:: DATA FOR PROCESSING ::

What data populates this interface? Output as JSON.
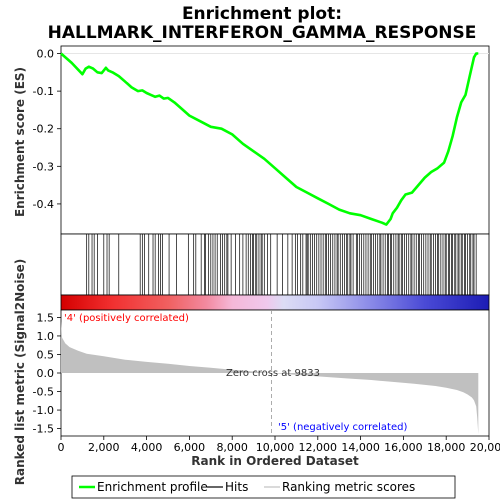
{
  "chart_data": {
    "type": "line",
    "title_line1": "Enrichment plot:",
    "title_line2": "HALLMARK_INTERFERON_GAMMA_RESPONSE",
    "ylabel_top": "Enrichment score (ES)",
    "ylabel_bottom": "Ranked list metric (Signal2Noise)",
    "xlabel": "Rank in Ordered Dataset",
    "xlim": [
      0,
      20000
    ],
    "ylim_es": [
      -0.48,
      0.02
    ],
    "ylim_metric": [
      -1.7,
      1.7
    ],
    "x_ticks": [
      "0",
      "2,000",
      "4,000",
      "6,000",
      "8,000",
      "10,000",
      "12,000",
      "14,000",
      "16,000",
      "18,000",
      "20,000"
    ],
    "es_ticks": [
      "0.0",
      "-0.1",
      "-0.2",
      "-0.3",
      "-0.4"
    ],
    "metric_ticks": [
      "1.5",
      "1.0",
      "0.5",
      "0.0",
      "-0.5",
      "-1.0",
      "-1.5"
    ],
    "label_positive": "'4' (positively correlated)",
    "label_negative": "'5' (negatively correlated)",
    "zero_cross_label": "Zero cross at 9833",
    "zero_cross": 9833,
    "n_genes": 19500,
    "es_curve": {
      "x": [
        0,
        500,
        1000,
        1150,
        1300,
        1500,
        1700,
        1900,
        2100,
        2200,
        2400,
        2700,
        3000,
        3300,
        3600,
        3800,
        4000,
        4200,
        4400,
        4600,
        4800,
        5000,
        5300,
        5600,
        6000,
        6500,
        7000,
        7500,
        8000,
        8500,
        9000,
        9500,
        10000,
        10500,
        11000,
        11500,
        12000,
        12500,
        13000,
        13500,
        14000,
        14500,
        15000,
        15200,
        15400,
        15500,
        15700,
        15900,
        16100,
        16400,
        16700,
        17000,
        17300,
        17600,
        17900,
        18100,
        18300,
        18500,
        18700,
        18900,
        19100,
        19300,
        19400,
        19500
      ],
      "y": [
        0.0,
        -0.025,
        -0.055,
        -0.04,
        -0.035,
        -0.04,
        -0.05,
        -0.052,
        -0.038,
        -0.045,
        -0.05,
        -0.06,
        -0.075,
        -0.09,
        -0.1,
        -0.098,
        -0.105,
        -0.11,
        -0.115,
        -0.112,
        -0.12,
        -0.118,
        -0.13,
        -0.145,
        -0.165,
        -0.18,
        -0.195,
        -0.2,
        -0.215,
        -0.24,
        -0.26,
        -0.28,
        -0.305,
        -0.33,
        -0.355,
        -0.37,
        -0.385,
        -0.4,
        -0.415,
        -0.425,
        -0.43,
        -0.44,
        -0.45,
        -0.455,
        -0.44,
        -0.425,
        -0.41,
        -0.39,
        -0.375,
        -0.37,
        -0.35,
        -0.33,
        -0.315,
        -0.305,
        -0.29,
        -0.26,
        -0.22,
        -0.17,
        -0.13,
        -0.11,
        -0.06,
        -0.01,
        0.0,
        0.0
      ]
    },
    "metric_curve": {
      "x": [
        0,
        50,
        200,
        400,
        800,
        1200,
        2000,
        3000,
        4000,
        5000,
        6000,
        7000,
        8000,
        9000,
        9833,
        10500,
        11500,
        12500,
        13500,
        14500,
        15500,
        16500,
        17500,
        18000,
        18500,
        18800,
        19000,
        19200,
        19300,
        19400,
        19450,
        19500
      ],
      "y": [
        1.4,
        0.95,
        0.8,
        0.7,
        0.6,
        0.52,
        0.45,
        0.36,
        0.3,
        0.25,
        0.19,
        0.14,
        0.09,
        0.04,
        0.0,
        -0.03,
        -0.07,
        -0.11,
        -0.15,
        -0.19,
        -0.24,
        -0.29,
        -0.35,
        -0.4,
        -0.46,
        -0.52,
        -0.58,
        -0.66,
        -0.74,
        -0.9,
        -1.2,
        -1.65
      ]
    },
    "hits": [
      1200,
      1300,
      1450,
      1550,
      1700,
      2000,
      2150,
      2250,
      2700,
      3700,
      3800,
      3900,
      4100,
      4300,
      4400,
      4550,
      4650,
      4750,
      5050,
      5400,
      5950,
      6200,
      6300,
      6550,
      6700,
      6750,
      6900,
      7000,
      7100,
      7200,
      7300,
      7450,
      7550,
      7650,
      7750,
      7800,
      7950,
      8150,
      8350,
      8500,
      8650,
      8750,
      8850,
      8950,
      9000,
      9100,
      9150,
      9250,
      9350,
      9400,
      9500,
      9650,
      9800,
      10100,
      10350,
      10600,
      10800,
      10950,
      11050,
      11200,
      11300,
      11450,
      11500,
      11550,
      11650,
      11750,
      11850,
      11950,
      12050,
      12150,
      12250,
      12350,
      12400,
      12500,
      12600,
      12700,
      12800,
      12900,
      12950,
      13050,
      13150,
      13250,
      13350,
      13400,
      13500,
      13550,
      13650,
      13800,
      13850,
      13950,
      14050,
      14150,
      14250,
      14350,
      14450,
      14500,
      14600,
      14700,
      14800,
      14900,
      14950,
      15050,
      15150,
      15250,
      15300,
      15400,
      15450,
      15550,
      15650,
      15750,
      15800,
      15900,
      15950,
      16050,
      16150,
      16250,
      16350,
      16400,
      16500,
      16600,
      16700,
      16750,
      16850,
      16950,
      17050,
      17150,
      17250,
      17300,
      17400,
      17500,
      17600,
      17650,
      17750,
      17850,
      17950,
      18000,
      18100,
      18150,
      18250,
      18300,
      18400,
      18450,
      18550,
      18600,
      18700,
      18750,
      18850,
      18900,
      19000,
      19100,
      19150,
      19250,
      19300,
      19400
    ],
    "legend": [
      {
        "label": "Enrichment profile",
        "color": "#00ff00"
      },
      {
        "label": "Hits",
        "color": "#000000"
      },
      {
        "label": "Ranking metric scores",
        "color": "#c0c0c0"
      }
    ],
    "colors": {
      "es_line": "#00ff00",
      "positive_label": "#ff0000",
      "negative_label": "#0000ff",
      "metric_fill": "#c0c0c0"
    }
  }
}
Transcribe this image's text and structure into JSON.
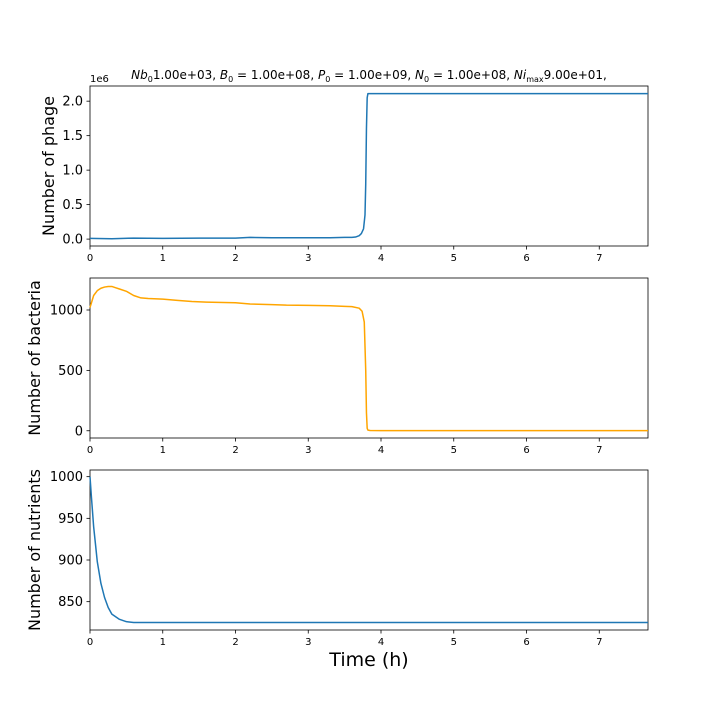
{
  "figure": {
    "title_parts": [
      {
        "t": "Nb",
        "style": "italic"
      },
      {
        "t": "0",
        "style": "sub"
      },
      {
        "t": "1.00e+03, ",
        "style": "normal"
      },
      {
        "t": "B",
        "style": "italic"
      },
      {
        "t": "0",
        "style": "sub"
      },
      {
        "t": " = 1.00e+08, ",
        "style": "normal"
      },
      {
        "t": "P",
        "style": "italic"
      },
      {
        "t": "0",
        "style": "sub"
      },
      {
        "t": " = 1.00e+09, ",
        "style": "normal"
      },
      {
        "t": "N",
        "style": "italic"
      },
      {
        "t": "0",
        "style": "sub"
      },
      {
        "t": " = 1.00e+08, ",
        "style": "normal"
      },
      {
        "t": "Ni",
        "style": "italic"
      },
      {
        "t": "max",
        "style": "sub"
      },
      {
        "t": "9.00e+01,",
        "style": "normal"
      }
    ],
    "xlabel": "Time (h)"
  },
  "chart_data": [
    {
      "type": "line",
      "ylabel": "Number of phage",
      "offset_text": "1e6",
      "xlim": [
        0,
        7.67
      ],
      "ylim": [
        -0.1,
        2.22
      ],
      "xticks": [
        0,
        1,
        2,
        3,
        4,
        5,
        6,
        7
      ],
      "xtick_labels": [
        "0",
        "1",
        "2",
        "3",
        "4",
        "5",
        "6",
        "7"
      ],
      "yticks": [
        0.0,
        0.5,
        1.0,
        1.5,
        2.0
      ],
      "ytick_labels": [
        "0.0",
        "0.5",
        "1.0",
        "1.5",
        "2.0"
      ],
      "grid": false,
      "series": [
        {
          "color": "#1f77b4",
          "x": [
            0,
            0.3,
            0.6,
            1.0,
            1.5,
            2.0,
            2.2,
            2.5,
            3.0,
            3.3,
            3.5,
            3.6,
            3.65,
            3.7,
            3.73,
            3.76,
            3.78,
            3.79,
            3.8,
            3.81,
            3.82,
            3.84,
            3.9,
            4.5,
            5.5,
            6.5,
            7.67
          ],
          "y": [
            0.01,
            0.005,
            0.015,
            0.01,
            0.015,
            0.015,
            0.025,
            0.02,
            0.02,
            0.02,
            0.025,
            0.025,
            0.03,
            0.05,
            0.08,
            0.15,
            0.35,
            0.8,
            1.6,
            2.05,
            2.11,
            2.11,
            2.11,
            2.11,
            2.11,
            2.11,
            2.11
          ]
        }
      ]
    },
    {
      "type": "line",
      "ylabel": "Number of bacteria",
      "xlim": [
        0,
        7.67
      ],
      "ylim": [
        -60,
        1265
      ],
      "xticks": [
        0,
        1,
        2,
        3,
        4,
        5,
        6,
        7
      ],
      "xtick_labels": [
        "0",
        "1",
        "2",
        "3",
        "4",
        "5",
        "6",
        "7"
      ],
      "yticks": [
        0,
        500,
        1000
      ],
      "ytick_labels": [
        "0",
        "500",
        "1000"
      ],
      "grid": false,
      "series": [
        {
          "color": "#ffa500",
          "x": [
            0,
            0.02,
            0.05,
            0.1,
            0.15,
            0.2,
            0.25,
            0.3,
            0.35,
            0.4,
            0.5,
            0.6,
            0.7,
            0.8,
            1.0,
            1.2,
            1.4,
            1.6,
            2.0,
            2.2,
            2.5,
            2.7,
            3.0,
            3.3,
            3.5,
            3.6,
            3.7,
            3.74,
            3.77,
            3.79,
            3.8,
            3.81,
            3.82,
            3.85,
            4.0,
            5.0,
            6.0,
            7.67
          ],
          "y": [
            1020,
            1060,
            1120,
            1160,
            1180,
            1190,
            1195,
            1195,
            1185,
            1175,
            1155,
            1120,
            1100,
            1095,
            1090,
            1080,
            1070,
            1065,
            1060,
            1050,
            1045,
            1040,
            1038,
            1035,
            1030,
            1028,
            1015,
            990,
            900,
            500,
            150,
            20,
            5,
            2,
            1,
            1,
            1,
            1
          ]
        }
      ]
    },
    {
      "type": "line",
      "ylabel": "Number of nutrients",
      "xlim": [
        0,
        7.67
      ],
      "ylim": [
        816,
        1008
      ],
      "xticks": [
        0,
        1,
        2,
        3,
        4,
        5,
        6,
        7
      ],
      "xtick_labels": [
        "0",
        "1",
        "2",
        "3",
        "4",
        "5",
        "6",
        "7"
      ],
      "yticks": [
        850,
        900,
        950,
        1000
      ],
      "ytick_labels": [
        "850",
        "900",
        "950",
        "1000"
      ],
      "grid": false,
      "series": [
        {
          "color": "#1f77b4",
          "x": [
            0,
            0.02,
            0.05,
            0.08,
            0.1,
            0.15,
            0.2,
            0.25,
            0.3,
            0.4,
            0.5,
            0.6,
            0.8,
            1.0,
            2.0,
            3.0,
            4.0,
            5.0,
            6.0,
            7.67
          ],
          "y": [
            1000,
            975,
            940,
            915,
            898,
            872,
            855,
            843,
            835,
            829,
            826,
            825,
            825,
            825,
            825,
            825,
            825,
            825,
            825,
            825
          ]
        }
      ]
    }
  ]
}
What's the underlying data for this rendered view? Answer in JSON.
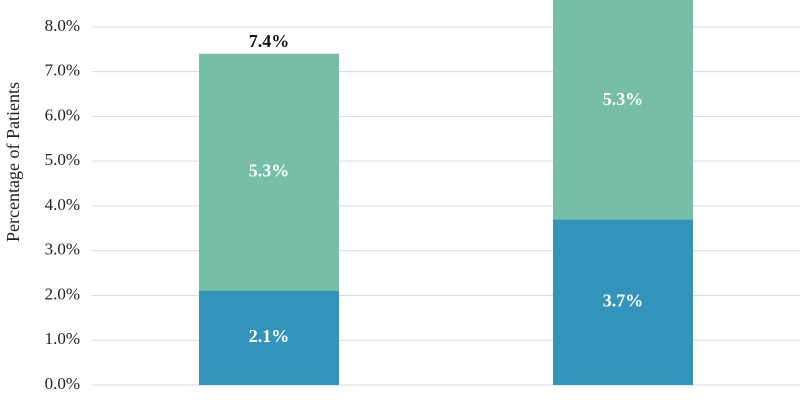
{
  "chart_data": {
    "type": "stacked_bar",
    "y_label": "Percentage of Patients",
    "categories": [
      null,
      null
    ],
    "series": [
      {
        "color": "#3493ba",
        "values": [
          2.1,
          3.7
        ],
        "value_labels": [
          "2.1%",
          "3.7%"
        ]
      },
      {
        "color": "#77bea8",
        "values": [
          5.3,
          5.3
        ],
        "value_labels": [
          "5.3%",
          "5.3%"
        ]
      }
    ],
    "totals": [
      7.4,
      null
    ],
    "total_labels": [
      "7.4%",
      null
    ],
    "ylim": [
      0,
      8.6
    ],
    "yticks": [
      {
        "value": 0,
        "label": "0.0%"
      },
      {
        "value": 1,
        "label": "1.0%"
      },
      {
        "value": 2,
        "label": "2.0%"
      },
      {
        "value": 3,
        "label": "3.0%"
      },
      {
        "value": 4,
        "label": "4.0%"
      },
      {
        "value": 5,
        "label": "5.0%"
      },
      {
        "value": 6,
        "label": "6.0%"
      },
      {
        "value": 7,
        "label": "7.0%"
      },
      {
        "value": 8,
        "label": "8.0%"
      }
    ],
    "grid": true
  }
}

:::

TASK PROMPT ->
Return all lines of the data in which the string "Number" appears.

RESPONSE TO THIS TASK ->
      "ylabel": "Number of phage",
      "ylabel": "Number of bacteria",
      "ylabel": "Number of nutrients",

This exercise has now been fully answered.